▶ _Exercise_:
Repeat the material verbatim. Images are excluded from the copy.

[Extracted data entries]
__________________________________________________

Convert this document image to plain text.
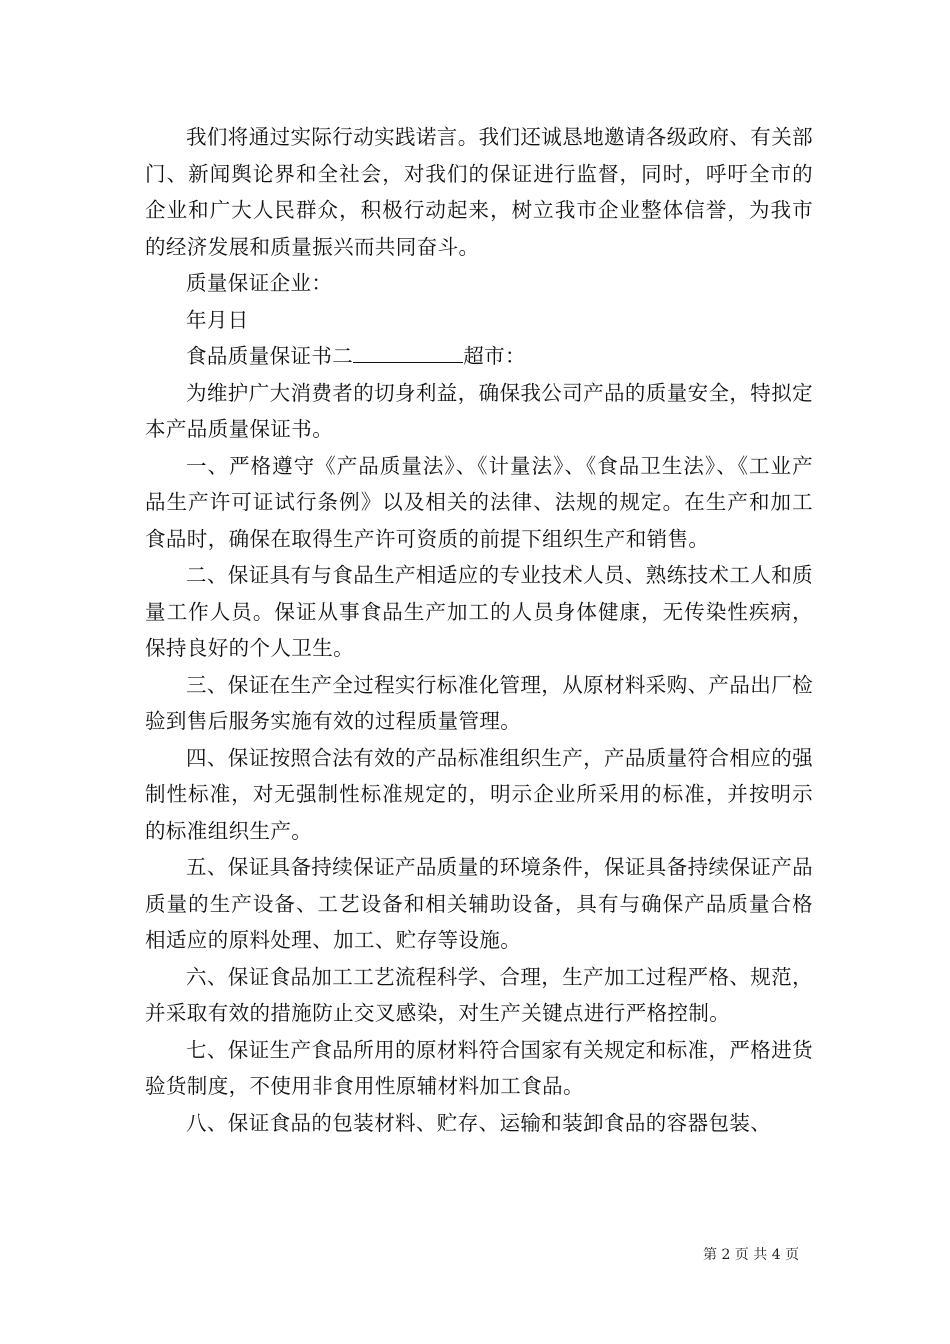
我们将通过实际行动实践诺言。我们还诚恳地邀请各级政府、有关部门、新闻舆论界和全社会，对我们的保证进行监督，同时，呼吁全市的企业和广大人民群众，积极行动起来，树立我市企业整体信誉，为我市的经济发展和质量振兴而共同奋斗。

质量保证企业：

年月日

食品质量保证书二	超市：

为维护广大消费者的切身利益，确保我公司产品的质量安全，特拟定本产品质量保证书。

一、严格遵守《产品质量法》、《计量法》、《食品卫生法》、《工业产品生产许可证试行条例》以及相关的法律、法规的规定。在生产和加工食品时，确保在取得生产许可资质的前提下组织生产和销售。

二、保证具有与食品生产相适应的专业技术人员、熟练技术工人和质量工作人员。保证从事食品生产加工的人员身体健康，无传染性疾病，保持良好的个人卫生。

三、保证在生产全过程实行标准化管理，从原材料采购、产品出厂检验到售后服务实施有效的过程质量管理。

四、保证按照合法有效的产品标准组织生产，产品质量符合相应的强制性标准，对无强制性标准规定的，明示企业所采用的标准，并按明示的标准组织生产。

五、保证具备持续保证产品质量的环境条件，保证具备持续保证产品质量的生产设备、工艺设备和相关辅助设备，具有与确保产品质量合格相适应的原料处理、加工、贮存等设施。

六、保证食品加工工艺流程科学、合理，生产加工过程严格、规范，并采取有效的措施防止交叉感染，对生产关键点进行严格控制。

七、保证生产食品所用的原材料符合国家有关规定和标准，严格进货验货制度，不使用非食用性原辅材料加工食品。

八、保证食品的包装材料、贮存、运输和装卸食品的容器包装、

第 2 页 共 4 页
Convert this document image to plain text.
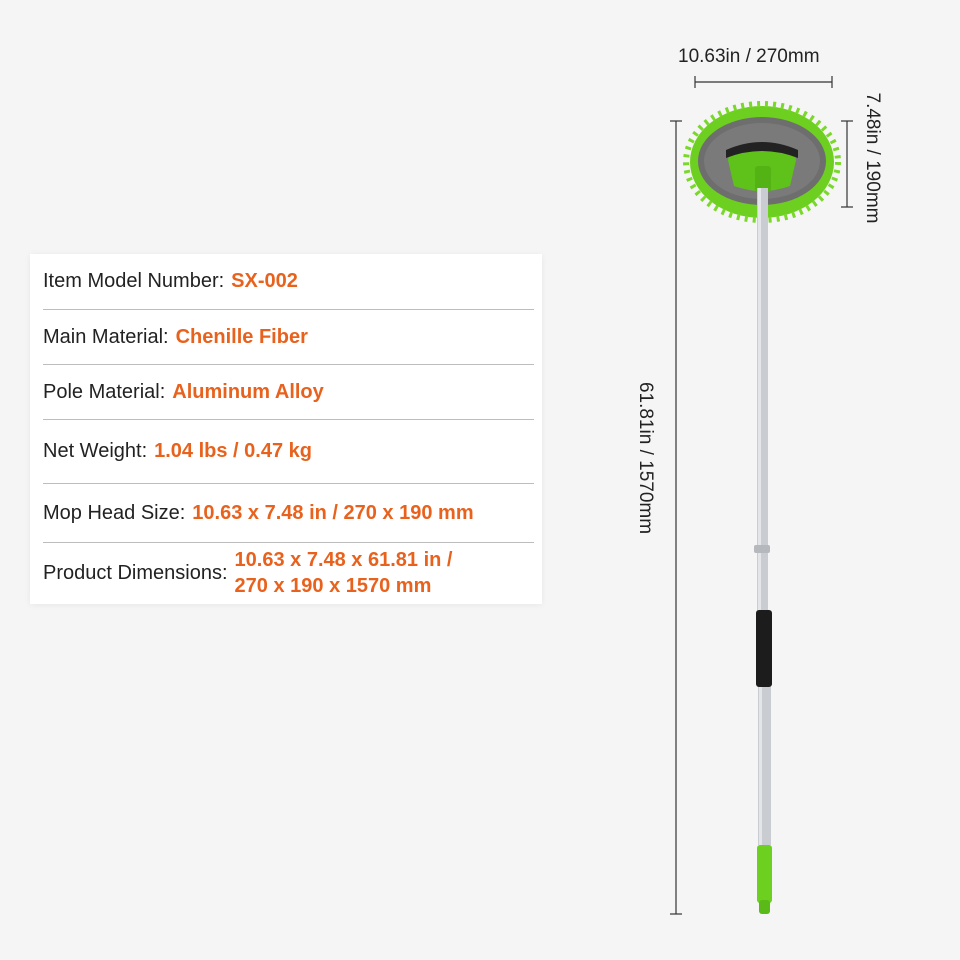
Item Model Number: SX-002
Main Material: Chenille Fiber
Pole Material: Aluminum Alloy
Net Weight: 1.04 lbs / 0.47 kg
Mop Head Size: 10.63 x 7.48 in / 270 x 190 mm
Product Dimensions:
10.63 x 7.48 x 61.81 in /
270 x 190 x 1570 mm
10.63in / 270mm
7.48in / 190mm
61.81in / 1570mm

__________________________________________________

▶ _Task response_:
Convert this document image to plain text.
我们将通过实际行动实践诺言。我们还诚恳地邀请各级政府、有关部门、新闻舆论界和全社会，对我们的保证进行监督，同时，呼吁全市的企业和广大人民群众，积极行动起来，树立我市企业整体信誉，为我市的经济发展和质量振兴而共同奋斗。

质量保证企业：

年月日

食品质量保证书二	超市：

为维护广大消费者的切身利益，确保我公司产品的质量安全，特拟定本产品质量保证书。

一、严格遵守《产品质量法》、《计量法》、《食品卫生法》、《工业产品生产许可证试行条例》以及相关的法律、法规的规定。在生产和加工食品时，确保在取得生产许可资质的前提下组织生产和销售。

二、保证具有与食品生产相适应的专业技术人员、熟练技术工人和质量工作人员。保证从事食品生产加工的人员身体健康，无传染性疾病，保持良好的个人卫生。

三、保证在生产全过程实行标准化管理，从原材料采购、产品出厂检验到售后服务实施有效的过程质量管理。

四、保证按照合法有效的产品标准组织生产，产品质量符合相应的强制性标准，对无强制性标准规定的，明示企业所采用的标准，并按明示的标准组织生产。

五、保证具备持续保证产品质量的环境条件，保证具备持续保证产品质量的生产设备、工艺设备和相关辅助设备，具有与确保产品质量合格相适应的原料处理、加工、贮存等设施。

六、保证食品加工工艺流程科学、合理，生产加工过程严格、规范，并采取有效的措施防止交叉感染，对生产关键点进行严格控制。

七、保证生产食品所用的原材料符合国家有关规定和标准，严格进货验货制度，不使用非食用性原辅材料加工食品。

八、保证食品的包装材料、贮存、运输和装卸食品的容器包装、

第 2 页 共 4 页
Convert this document image to plain text.
Item Model Number: SX-002
Main Material: Chenille Fiber
Pole Material: Aluminum Alloy
Net Weight: 1.04 lbs / 0.47 kg
Mop Head Size: 10.63 x 7.48 in / 270 x 190 mm
Product Dimensions:
10.63 x 7.48 x 61.81 in /
270 x 190 x 1570 mm
10.63in / 270mm
7.48in / 190mm
61.81in / 1570mm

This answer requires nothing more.